AIM: Quote, verbatim, all material below, without pictures.

THE INPUT:

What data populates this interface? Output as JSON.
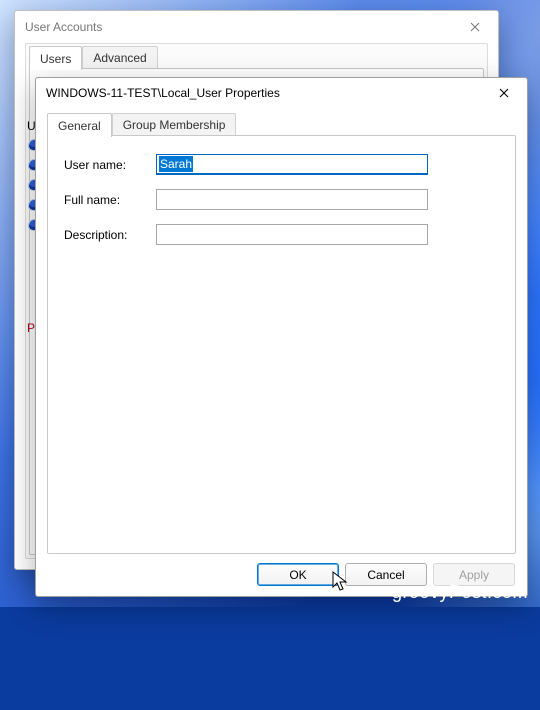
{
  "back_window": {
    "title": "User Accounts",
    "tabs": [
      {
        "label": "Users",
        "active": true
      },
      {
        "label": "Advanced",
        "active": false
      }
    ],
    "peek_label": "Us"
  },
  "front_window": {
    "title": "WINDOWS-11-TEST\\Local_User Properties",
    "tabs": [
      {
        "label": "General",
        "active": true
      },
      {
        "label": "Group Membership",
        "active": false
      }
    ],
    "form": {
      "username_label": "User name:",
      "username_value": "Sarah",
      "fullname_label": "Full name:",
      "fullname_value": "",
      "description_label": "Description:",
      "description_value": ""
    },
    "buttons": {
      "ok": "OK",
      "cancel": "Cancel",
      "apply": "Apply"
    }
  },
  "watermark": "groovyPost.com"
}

WORKED ANSWER:
What data populates this interface? Output as JSON.
{
  "back_window": {
    "title": "User Accounts",
    "tabs": [
      {
        "label": "Users",
        "active": true
      },
      {
        "label": "Advanced",
        "active": false
      }
    ],
    "peek_label": "Us"
  },
  "front_window": {
    "title": "WINDOWS-11-TEST\\Local_User Properties",
    "tabs": [
      {
        "label": "General",
        "active": true
      },
      {
        "label": "Group Membership",
        "active": false
      }
    ],
    "form": {
      "username_label": "User name:",
      "username_value": "Sarah",
      "fullname_label": "Full name:",
      "fullname_value": "",
      "description_label": "Description:",
      "description_value": ""
    },
    "buttons": {
      "ok": "OK",
      "cancel": "Cancel",
      "apply": "Apply"
    }
  },
  "watermark": "groovyPost.com"
}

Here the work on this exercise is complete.